◆ Input material ◆
·····

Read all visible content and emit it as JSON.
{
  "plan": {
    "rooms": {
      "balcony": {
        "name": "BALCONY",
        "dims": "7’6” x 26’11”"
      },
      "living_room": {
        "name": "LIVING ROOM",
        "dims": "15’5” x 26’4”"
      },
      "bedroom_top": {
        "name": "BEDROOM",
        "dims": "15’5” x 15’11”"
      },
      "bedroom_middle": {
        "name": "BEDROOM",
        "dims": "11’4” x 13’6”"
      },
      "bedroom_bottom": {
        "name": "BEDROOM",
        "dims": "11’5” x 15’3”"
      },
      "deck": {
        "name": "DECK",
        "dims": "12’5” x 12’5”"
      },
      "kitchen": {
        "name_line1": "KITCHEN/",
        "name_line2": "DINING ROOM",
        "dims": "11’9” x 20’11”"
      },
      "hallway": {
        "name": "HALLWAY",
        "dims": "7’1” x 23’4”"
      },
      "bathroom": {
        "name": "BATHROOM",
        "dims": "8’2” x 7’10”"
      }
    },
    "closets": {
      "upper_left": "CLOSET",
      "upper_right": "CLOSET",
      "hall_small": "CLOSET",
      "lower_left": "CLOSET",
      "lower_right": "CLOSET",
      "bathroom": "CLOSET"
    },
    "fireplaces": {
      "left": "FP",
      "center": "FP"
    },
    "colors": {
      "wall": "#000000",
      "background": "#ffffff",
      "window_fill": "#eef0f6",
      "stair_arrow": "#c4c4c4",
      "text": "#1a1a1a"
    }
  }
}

·····

◆ Challenge ◆
Select and copy every line of the listing with the word "dims".

◆ Response to the task ◆
        "dims": "7’6” x 26’11”"
        "dims": "15’5” x 26’4”"
        "dims": "15’5” x 15’11”"
        "dims": "11’4” x 13’6”"
        "dims": "11’5” x 15’3”"
        "dims": "12’5” x 12’5”"
        "dims": "11’9” x 20’11”"
        "dims": "7’1” x 23’4”"
        "dims": "8’2” x 7’10”"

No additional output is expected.